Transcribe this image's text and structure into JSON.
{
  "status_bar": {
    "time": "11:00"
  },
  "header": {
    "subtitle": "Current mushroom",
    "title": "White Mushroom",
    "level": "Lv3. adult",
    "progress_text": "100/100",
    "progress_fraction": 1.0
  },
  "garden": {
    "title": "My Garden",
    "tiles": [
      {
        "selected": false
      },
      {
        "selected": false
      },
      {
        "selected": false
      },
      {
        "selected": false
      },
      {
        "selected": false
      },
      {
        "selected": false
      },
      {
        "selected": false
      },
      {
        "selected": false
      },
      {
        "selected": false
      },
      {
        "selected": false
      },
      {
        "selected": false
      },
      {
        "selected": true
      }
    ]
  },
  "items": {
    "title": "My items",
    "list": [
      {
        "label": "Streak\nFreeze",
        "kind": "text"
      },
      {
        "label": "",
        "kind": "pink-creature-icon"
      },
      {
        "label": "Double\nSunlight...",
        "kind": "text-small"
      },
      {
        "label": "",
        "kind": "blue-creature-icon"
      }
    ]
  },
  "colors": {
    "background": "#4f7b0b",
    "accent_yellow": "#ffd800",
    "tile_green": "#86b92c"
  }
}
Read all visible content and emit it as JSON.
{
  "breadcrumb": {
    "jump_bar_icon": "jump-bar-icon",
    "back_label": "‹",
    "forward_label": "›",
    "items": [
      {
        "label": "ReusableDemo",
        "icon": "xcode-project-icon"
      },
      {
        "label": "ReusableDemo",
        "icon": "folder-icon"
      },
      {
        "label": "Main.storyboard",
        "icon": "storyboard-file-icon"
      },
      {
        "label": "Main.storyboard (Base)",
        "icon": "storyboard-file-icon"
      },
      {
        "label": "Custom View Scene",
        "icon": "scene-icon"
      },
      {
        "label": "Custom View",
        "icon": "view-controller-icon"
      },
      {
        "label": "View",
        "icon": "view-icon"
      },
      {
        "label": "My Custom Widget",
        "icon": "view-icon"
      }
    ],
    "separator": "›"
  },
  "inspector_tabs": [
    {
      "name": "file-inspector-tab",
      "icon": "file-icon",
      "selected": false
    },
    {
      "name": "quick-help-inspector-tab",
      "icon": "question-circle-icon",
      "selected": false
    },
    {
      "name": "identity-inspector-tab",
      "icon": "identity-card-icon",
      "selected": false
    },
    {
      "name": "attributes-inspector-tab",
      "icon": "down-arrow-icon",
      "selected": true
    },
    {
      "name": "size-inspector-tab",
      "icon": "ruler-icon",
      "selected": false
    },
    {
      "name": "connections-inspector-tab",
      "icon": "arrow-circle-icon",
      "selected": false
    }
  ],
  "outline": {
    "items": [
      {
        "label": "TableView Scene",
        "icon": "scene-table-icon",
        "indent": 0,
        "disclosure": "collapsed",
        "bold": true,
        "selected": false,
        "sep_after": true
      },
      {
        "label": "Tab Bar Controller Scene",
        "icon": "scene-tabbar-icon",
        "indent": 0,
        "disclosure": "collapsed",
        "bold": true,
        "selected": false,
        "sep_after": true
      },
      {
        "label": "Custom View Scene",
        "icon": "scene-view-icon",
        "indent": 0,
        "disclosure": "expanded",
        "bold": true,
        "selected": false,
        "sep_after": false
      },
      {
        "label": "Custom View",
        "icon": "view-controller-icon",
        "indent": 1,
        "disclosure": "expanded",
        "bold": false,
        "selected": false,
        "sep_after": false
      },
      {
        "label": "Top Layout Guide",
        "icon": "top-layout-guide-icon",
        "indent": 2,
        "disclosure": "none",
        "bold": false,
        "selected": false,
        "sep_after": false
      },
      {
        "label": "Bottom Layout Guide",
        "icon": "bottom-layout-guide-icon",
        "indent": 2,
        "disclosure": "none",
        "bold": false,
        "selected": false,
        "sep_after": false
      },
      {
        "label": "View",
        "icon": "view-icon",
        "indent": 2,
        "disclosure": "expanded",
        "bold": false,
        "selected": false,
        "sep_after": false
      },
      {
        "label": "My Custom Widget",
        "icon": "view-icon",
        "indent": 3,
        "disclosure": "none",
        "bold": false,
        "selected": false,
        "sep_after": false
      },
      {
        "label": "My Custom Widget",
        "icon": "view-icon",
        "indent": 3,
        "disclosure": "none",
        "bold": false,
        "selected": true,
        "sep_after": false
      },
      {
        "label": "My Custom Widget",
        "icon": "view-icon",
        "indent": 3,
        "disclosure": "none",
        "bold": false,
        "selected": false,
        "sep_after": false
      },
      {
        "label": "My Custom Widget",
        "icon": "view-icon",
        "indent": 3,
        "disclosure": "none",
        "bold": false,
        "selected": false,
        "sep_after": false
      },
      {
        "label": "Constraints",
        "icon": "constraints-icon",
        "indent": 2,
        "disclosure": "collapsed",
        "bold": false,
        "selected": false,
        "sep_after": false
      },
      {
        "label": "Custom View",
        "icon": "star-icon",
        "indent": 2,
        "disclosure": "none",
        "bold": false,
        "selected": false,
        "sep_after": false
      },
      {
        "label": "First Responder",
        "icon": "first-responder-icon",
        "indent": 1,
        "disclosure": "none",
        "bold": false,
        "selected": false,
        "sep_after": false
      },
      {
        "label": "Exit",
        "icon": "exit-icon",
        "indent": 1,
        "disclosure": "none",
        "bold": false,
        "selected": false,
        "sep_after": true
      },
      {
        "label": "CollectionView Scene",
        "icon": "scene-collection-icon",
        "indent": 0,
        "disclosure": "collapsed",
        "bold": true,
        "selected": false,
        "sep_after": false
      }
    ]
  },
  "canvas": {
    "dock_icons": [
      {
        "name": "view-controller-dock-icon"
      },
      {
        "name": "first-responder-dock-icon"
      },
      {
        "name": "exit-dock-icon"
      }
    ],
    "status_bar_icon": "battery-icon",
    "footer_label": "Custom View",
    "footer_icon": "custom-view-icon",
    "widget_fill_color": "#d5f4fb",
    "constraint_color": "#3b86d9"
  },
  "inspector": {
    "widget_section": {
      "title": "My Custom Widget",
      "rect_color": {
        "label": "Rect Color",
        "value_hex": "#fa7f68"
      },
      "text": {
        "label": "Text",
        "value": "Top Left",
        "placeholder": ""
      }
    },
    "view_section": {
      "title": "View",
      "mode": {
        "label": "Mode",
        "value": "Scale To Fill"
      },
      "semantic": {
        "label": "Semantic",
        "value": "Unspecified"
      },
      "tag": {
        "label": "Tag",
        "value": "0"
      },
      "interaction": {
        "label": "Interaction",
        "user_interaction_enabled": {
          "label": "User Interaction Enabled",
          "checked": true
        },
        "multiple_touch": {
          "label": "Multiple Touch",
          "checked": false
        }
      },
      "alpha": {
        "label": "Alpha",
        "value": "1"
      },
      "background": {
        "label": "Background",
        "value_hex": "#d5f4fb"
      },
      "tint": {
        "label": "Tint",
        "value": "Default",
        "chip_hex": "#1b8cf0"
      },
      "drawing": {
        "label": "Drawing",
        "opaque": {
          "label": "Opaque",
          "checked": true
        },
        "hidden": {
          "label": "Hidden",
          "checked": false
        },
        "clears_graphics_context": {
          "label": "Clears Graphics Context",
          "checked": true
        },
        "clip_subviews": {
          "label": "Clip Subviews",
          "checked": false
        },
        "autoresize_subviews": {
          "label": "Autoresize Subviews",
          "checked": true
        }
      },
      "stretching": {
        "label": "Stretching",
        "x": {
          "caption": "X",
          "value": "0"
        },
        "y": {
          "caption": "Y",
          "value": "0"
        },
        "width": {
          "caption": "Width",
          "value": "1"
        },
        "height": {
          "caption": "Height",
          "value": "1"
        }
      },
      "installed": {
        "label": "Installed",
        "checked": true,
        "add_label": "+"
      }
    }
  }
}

EXERCISE >> Repeat the listing above without any change.

FINISHED TASK >>
Transcribe this image's text and structure into JSON.
{
  "status_bar": {
    "time": "11:00"
  },
  "header": {
    "subtitle": "Current mushroom",
    "title": "White Mushroom",
    "level": "Lv3. adult",
    "progress_text": "100/100",
    "progress_fraction": 1.0
  },
  "garden": {
    "title": "My Garden",
    "tiles": [
      {
        "selected": false
      },
      {
        "selected": false
      },
      {
        "selected": false
      },
      {
        "selected": false
      },
      {
        "selected": false
      },
      {
        "selected": false
      },
      {
        "selected": false
      },
      {
        "selected": false
      },
      {
        "selected": false
      },
      {
        "selected": false
      },
      {
        "selected": false
      },
      {
        "selected": true
      }
    ]
  },
  "items": {
    "title": "My items",
    "list": [
      {
        "label": "Streak\nFreeze",
        "kind": "text"
      },
      {
        "label": "",
        "kind": "pink-creature-icon"
      },
      {
        "label": "Double\nSunlight...",
        "kind": "text-small"
      },
      {
        "label": "",
        "kind": "blue-creature-icon"
      }
    ]
  },
  "colors": {
    "background": "#4f7b0b",
    "accent_yellow": "#ffd800",
    "tile_green": "#86b92c"
  }
}
Read all visible content and emit it as JSON.
{
  "breadcrumb": {
    "jump_bar_icon": "jump-bar-icon",
    "back_label": "‹",
    "forward_label": "›",
    "items": [
      {
        "label": "ReusableDemo",
        "icon": "xcode-project-icon"
      },
      {
        "label": "ReusableDemo",
        "icon": "folder-icon"
      },
      {
        "label": "Main.storyboard",
        "icon": "storyboard-file-icon"
      },
      {
        "label": "Main.storyboard (Base)",
        "icon": "storyboard-file-icon"
      },
      {
        "label": "Custom View Scene",
        "icon": "scene-icon"
      },
      {
        "label": "Custom View",
        "icon": "view-controller-icon"
      },
      {
        "label": "View",
        "icon": "view-icon"
      },
      {
        "label": "My Custom Widget",
        "icon": "view-icon"
      }
    ],
    "separator": "›"
  },
  "inspector_tabs": [
    {
      "name": "file-inspector-tab",
      "icon": "file-icon",
      "selected": false
    },
    {
      "name": "quick-help-inspector-tab",
      "icon": "question-circle-icon",
      "selected": false
    },
    {
      "name": "identity-inspector-tab",
      "icon": "identity-card-icon",
      "selected": false
    },
    {
      "name": "attributes-inspector-tab",
      "icon": "down-arrow-icon",
      "selected": true
    },
    {
      "name": "size-inspector-tab",
      "icon": "ruler-icon",
      "selected": false
    },
    {
      "name": "connections-inspector-tab",
      "icon": "arrow-circle-icon",
      "selected": false
    }
  ],
  "outline": {
    "items": [
      {
        "label": "TableView Scene",
        "icon": "scene-table-icon",
        "indent": 0,
        "disclosure": "collapsed",
        "bold": true,
        "selected": false,
        "sep_after": true
      },
      {
        "label": "Tab Bar Controller Scene",
        "icon": "scene-tabbar-icon",
        "indent": 0,
        "disclosure": "collapsed",
        "bold": true,
        "selected": false,
        "sep_after": true
      },
      {
        "label": "Custom View Scene",
        "icon": "scene-view-icon",
        "indent": 0,
        "disclosure": "expanded",
        "bold": true,
        "selected": false,
        "sep_after": false
      },
      {
        "label": "Custom View",
        "icon": "view-controller-icon",
        "indent": 1,
        "disclosure": "expanded",
        "bold": false,
        "selected": false,
        "sep_after": false
      },
      {
        "label": "Top Layout Guide",
        "icon": "top-layout-guide-icon",
        "indent": 2,
        "disclosure": "none",
        "bold": false,
        "selected": false,
        "sep_after": false
      },
      {
        "label": "Bottom Layout Guide",
        "icon": "bottom-layout-guide-icon",
        "indent": 2,
        "disclosure": "none",
        "bold": false,
        "selected": false,
        "sep_after": false
      },
      {
        "label": "View",
        "icon": "view-icon",
        "indent": 2,
        "disclosure": "expanded",
        "bold": false,
        "selected": false,
        "sep_after": false
      },
      {
        "label": "My Custom Widget",
        "icon": "view-icon",
        "indent": 3,
        "disclosure": "none",
        "bold": false,
        "selected": false,
        "sep_after": false
      },
      {
        "label": "My Custom Widget",
        "icon": "view-icon",
        "indent": 3,
        "disclosure": "none",
        "bold": false,
        "selected": true,
        "sep_after": false
      },
      {
        "label": "My Custom Widget",
        "icon": "view-icon",
        "indent": 3,
        "disclosure": "none",
        "bold": false,
        "selected": false,
        "sep_after": false
      },
      {
        "label": "My Custom Widget",
        "icon": "view-icon",
        "indent": 3,
        "disclosure": "none",
        "bold": false,
        "selected": false,
        "sep_after": false
      },
      {
        "label": "Constraints",
        "icon": "constraints-icon",
        "indent": 2,
        "disclosure": "collapsed",
        "bold": false,
        "selected": false,
        "sep_after": false
      },
      {
        "label": "Custom View",
        "icon": "star-icon",
        "indent": 2,
        "disclosure": "none",
        "bold": false,
        "selected": false,
        "sep_after": false
      },
      {
        "label": "First Responder",
        "icon": "first-responder-icon",
        "indent": 1,
        "disclosure": "none",
        "bold": false,
        "selected": false,
        "sep_after": false
      },
      {
        "label": "Exit",
        "icon": "exit-icon",
        "indent": 1,
        "disclosure": "none",
        "bold": false,
        "selected": false,
        "sep_after": true
      },
      {
        "label": "CollectionView Scene",
        "icon": "scene-collection-icon",
        "indent": 0,
        "disclosure": "collapsed",
        "bold": true,
        "selected": false,
        "sep_after": false
      }
    ]
  },
  "canvas": {
    "dock_icons": [
      {
        "name": "view-controller-dock-icon"
      },
      {
        "name": "first-responder-dock-icon"
      },
      {
        "name": "exit-dock-icon"
      }
    ],
    "status_bar_icon": "battery-icon",
    "footer_label": "Custom View",
    "footer_icon": "custom-view-icon",
    "widget_fill_color": "#d5f4fb",
    "constraint_color": "#3b86d9"
  },
  "inspector": {
    "widget_section": {
      "title": "My Custom Widget",
      "rect_color": {
        "label": "Rect Color",
        "value_hex": "#fa7f68"
      },
      "text": {
        "label": "Text",
        "value": "Top Left",
        "placeholder": ""
      }
    },
    "view_section": {
      "title": "View",
      "mode": {
        "label": "Mode",
        "value": "Scale To Fill"
      },
      "semantic": {
        "label": "Semantic",
        "value": "Unspecified"
      },
      "tag": {
        "label": "Tag",
        "value": "0"
      },
      "interaction": {
        "label": "Interaction",
        "user_interaction_enabled": {
          "label": "User Interaction Enabled",
          "checked": true
        },
        "multiple_touch": {
          "label": "Multiple Touch",
          "checked": false
        }
      },
      "alpha": {
        "label": "Alpha",
        "value": "1"
      },
      "background": {
        "label": "Background",
        "value_hex": "#d5f4fb"
      },
      "tint": {
        "label": "Tint",
        "value": "Default",
        "chip_hex": "#1b8cf0"
      },
      "drawing": {
        "label": "Drawing",
        "opaque": {
          "label": "Opaque",
          "checked": true
        },
        "hidden": {
          "label": "Hidden",
          "checked": false
        },
        "clears_graphics_context": {
          "label": "Clears Graphics Context",
          "checked": true
        },
        "clip_subviews": {
          "label": "Clip Subviews",
          "checked": false
        },
        "autoresize_subviews": {
          "label": "Autoresize Subviews",
          "checked": true
        }
      },
      "stretching": {
        "label": "Stretching",
        "x": {
          "caption": "X",
          "value": "0"
        },
        "y": {
          "caption": "Y",
          "value": "0"
        },
        "width": {
          "caption": "Width",
          "value": "1"
        },
        "height": {
          "caption": "Height",
          "value": "1"
        }
      },
      "installed": {
        "label": "Installed",
        "checked": true,
        "add_label": "+"
      }
    }
  }
}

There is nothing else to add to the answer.